Aim of the exercise: Take down each entry exactly as written.

Supplied records:
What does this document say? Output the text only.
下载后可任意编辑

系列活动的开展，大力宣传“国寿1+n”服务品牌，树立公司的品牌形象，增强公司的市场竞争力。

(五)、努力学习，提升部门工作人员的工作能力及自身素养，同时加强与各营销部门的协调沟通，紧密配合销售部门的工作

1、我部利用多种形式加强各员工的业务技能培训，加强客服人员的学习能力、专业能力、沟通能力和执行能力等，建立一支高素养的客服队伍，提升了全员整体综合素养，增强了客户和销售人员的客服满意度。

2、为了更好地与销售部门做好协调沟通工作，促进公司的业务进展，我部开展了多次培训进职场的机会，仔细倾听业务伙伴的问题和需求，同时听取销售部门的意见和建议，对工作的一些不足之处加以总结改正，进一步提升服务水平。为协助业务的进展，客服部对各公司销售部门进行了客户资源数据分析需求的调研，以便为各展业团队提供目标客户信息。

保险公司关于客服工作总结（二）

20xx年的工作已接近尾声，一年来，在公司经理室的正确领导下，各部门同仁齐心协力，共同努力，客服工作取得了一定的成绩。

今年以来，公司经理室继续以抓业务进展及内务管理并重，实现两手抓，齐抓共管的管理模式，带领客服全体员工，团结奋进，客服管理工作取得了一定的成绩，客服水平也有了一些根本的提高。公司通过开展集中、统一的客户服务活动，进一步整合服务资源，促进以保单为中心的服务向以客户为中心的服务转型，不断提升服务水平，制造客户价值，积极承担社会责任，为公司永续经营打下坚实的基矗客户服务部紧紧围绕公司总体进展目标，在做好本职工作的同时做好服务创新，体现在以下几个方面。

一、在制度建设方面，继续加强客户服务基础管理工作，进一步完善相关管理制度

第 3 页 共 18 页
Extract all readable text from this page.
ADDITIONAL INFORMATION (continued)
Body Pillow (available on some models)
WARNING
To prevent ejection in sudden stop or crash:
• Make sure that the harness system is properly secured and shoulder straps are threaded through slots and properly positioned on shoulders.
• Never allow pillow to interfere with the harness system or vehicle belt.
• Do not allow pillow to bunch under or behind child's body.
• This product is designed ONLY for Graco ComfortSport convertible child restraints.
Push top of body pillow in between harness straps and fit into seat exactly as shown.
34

Result of the task:
What does this document say? Output the text only.
下载后可任意编辑

系列活动的开展，大力宣传“国寿1+n”服务品牌，树立公司的品牌形象，增强公司的市场竞争力。

(五)、努力学习，提升部门工作人员的工作能力及自身素养，同时加强与各营销部门的协调沟通，紧密配合销售部门的工作

1、我部利用多种形式加强各员工的业务技能培训，加强客服人员的学习能力、专业能力、沟通能力和执行能力等，建立一支高素养的客服队伍，提升了全员整体综合素养，增强了客户和销售人员的客服满意度。

2、为了更好地与销售部门做好协调沟通工作，促进公司的业务进展，我部开展了多次培训进职场的机会，仔细倾听业务伙伴的问题和需求，同时听取销售部门的意见和建议，对工作的一些不足之处加以总结改正，进一步提升服务水平。为协助业务的进展，客服部对各公司销售部门进行了客户资源数据分析需求的调研，以便为各展业团队提供目标客户信息。

保险公司关于客服工作总结（二）

20xx年的工作已接近尾声，一年来，在公司经理室的正确领导下，各部门同仁齐心协力，共同努力，客服工作取得了一定的成绩。

今年以来，公司经理室继续以抓业务进展及内务管理并重，实现两手抓，齐抓共管的管理模式，带领客服全体员工，团结奋进，客服管理工作取得了一定的成绩，客服水平也有了一些根本的提高。公司通过开展集中、统一的客户服务活动，进一步整合服务资源，促进以保单为中心的服务向以客户为中心的服务转型，不断提升服务水平，制造客户价值，积极承担社会责任，为公司永续经营打下坚实的基矗客户服务部紧紧围绕公司总体进展目标，在做好本职工作的同时做好服务创新，体现在以下几个方面。

一、在制度建设方面，继续加强客户服务基础管理工作，进一步完善相关管理制度

第 3 页 共 18 页
Extract all readable text from this page.
ADDITIONAL INFORMATION (continued)
Body Pillow (available on some models)
WARNING
To prevent ejection in sudden stop or crash:
• Make sure that the harness system is properly secured and shoulder straps are threaded through slots and properly positioned on shoulders.
• Never allow pillow to interfere with the harness system or vehicle belt.
• Do not allow pillow to bunch under or behind child's body.
• This product is designed ONLY for Graco ComfortSport convertible child restraints.
Push top of body pillow in between harness straps and fit into seat exactly as shown.
34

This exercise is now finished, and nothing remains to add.